Passage shown →
..........

How Is a 19th-century Obscenity Law Being Used to Ban the Abortion Pill?

By: Jesslyn Shields  | 
Mifepristone (Mifeprex) is one of the two drugs used in a medication abortion. The long-dormant Victorian-era Comstock Act has been pulled out of mothballs by states and anti-abortion groups seeking to prevent interstate shipment of the drug. ROBYN BECK/AFP/Getty Images

Anthony Comstock would have hated life in the U.S. today, but this 19th century morality crusader has become surprisingly influential in 21st century America. Born in 1844, Comstock was a Civil War veteran, religious zealot and enthusiastic book censor.


Anti-vice Crusader and Lawmaker

In 1873, Comstock founded the New York Society for the Suppression of Vice — a society whose crest bore two images: a man in a top hat shoving another man into a jail cell, and perhaps the same gentleman tossing a pile of books onto a pyre. That year Comstock also successfully lobbied Congress to pass the Comstock Act, a law prohibiting the possession, sale, distribution or mailing of "obscene, lewd, lascivious, indecent, filthy or vile" materials, which could include things like pornographic books and photos, but also contraception. Violation of the Comstock Act was punishable with fines and prison sentences.

..........

Record excerpts →
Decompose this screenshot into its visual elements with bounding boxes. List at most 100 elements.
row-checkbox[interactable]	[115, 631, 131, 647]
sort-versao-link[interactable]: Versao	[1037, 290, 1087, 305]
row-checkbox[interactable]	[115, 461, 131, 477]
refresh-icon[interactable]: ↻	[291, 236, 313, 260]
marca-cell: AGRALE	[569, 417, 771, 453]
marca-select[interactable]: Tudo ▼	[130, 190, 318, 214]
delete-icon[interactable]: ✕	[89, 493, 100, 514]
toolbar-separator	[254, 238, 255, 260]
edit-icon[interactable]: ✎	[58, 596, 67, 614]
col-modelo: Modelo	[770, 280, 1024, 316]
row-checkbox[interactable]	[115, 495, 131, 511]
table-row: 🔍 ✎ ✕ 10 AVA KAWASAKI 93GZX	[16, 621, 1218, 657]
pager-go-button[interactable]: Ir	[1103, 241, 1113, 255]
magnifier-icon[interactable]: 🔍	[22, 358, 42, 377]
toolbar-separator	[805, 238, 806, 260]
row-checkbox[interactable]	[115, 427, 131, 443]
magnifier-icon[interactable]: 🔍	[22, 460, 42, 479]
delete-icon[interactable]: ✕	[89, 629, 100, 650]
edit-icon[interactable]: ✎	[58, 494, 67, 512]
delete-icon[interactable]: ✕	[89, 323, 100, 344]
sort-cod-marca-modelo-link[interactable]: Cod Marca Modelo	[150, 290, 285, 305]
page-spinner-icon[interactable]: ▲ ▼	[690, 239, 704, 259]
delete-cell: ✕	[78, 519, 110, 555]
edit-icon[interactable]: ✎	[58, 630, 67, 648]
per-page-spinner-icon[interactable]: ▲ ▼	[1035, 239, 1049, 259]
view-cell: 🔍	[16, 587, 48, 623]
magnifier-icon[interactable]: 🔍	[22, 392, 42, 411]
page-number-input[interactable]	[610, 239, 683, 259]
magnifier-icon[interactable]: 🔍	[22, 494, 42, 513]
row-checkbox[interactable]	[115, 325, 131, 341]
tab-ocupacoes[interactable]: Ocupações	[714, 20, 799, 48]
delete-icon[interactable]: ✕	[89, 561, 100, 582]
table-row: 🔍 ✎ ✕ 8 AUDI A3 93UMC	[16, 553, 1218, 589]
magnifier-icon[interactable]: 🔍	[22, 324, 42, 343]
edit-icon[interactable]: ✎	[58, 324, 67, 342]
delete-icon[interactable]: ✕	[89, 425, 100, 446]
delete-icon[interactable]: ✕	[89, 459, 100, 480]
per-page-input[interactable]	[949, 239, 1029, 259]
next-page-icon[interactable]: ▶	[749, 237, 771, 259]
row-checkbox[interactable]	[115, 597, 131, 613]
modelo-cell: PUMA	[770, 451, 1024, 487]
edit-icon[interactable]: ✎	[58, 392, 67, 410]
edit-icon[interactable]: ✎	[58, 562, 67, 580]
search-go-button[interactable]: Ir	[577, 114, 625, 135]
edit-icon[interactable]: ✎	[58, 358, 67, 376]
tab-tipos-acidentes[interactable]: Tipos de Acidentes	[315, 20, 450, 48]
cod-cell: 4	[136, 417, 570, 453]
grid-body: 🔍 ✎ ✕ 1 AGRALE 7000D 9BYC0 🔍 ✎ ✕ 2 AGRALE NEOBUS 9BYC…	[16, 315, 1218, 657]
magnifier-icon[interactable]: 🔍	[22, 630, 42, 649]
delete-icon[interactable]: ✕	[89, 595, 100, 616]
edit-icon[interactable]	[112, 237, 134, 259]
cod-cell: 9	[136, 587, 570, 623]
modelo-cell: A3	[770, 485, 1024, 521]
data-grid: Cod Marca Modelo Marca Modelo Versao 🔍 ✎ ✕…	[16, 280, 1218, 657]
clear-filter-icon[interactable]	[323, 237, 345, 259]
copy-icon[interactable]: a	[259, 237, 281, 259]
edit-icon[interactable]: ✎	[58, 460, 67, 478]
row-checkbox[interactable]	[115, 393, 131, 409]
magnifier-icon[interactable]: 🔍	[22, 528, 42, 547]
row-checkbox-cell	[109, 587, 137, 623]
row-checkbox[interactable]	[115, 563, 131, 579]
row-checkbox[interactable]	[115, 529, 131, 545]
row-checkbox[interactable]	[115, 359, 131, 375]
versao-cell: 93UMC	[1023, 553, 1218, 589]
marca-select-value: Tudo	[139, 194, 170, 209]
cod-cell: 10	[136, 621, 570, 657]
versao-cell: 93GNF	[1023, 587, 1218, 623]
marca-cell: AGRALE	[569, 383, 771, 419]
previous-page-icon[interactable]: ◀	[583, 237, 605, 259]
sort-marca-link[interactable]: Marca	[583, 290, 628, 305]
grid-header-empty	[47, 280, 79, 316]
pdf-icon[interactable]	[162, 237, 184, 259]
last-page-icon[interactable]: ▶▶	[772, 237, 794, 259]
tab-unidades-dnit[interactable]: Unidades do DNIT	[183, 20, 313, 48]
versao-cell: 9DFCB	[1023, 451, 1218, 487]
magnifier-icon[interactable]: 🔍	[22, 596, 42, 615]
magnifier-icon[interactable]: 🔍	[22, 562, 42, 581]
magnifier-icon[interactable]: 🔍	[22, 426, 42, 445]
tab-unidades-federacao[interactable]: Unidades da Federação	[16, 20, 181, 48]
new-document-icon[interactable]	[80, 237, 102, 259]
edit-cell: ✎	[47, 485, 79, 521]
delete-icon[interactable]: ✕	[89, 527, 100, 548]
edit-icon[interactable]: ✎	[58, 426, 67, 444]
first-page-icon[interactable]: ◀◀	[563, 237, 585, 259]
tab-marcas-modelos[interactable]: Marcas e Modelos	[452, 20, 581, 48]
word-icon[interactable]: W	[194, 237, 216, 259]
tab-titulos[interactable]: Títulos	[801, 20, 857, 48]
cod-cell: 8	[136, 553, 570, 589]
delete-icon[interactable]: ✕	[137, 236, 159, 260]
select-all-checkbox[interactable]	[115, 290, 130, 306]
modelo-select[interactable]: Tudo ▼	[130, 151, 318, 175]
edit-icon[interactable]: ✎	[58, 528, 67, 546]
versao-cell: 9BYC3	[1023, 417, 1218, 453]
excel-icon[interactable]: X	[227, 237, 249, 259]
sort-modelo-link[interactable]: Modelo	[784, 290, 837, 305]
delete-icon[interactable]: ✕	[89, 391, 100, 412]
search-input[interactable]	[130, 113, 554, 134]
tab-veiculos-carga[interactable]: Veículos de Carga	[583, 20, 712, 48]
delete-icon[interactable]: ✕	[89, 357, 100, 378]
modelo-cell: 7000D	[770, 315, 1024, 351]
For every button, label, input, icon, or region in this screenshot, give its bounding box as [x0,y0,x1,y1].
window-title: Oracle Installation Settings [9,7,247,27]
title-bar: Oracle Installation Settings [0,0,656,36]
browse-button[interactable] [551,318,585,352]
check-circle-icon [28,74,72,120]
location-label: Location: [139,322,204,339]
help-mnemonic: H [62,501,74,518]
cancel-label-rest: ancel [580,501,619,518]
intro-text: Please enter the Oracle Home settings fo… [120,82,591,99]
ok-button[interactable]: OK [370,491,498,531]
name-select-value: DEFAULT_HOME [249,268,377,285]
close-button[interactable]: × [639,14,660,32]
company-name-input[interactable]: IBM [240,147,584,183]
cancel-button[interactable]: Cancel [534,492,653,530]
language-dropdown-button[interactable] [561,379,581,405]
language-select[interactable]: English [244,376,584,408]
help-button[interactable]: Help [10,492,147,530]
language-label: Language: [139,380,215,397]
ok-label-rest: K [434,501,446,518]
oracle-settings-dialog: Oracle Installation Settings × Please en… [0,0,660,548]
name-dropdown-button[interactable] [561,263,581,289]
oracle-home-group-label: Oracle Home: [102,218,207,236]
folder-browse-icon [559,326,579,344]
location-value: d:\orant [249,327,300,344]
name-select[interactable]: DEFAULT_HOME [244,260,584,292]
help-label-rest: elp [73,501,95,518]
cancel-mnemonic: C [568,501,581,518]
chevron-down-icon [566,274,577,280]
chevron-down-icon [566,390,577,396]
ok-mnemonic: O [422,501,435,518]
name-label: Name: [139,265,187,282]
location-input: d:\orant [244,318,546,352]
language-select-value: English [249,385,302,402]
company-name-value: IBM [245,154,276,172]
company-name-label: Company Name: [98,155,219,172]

..........

The problem → Decide whether each statement agrees with the article on the Comstock Act, answering yes or no and quoting the words that decide it: 1. Comstock was born in 1844. 2. The New York Society for the Suppression of Vice was founded in 1880. 3. Breaking the Comstock Act could lead to prison time. The records have no connection to the text.

Answer to this exercise →
1. Yes: "Born in 1844, Comstock was a Civil War veteran, religious zealot and enthusiastic book censor."
2. No: "In 1873, Comstock founded the New York Society for the Suppression of Vice"
3. Yes: "Violation of the Comstock Act was punishable with fines and prison sentences."